__Problem details__: Find every line with the word "业务加载项构建器". Copy those lines.

Dataset excerpts:
* * *
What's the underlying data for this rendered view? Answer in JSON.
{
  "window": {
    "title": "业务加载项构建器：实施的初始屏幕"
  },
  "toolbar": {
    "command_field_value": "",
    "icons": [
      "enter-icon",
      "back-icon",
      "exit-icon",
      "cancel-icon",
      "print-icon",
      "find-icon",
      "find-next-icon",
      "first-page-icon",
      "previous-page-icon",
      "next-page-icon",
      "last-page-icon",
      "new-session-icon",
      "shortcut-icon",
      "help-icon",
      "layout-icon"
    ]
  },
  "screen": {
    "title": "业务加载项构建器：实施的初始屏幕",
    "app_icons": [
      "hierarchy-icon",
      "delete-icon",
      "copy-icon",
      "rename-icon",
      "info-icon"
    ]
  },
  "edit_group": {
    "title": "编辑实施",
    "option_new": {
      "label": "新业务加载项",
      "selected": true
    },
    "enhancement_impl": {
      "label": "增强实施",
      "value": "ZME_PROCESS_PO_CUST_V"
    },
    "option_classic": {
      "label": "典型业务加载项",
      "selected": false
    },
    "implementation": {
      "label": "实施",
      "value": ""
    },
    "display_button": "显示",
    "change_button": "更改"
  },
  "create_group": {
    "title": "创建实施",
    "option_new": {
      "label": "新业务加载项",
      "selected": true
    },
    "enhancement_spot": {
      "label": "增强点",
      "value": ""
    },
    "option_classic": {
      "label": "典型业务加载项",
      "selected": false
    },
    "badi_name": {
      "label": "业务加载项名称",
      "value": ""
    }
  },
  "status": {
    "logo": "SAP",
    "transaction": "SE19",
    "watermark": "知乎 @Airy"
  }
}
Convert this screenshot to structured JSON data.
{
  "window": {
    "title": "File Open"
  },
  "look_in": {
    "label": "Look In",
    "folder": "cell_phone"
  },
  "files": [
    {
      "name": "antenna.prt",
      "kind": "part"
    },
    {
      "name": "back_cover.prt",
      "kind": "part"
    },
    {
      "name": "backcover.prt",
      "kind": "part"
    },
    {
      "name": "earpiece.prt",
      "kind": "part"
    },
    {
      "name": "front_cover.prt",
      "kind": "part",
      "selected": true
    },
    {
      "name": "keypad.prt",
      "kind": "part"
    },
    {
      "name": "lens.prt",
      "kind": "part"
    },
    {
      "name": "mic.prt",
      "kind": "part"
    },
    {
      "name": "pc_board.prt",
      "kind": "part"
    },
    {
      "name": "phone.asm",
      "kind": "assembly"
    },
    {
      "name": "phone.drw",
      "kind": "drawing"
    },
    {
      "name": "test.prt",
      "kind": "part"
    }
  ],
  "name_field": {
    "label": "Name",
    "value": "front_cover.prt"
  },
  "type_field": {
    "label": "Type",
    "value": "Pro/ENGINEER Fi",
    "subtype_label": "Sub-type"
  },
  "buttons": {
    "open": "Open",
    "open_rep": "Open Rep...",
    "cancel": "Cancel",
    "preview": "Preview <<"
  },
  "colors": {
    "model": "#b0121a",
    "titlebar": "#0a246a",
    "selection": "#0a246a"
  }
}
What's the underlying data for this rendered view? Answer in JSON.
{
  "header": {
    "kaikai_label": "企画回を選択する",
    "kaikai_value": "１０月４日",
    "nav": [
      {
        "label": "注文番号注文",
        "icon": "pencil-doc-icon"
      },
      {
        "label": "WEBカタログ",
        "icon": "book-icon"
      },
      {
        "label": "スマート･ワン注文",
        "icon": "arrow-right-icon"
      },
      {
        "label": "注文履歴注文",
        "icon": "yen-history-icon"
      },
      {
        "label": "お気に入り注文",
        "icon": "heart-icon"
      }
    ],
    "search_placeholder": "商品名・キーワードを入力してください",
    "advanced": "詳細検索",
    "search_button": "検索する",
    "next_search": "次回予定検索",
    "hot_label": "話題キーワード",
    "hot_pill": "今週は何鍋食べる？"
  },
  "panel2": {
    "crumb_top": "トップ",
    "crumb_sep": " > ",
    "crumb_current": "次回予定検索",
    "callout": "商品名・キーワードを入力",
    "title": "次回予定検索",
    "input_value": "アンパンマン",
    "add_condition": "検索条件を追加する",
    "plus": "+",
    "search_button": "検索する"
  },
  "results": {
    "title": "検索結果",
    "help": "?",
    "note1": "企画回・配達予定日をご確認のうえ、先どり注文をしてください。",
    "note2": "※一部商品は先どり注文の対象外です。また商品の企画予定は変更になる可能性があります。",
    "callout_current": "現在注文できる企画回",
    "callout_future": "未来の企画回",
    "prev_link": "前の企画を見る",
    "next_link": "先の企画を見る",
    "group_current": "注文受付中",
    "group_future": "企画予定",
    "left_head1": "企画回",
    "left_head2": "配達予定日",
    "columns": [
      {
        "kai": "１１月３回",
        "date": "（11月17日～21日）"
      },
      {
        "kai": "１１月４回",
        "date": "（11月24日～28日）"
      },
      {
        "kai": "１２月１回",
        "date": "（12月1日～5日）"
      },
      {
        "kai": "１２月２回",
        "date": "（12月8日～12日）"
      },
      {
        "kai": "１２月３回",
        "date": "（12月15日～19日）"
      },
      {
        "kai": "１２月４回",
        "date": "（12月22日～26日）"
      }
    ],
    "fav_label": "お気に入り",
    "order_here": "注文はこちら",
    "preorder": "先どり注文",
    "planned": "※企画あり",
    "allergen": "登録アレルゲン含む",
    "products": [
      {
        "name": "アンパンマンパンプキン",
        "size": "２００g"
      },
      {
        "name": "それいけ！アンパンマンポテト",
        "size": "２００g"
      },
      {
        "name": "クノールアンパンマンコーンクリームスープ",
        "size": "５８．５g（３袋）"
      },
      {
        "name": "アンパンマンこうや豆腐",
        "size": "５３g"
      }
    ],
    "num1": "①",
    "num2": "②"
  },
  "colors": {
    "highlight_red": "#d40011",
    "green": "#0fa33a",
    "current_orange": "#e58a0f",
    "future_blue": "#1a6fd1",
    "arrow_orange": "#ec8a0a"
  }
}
* * *
__Written response__:
    "title": "业务加载项构建器：实施的初始屏幕"
    "title": "业务加载项构建器：实施的初始屏幕",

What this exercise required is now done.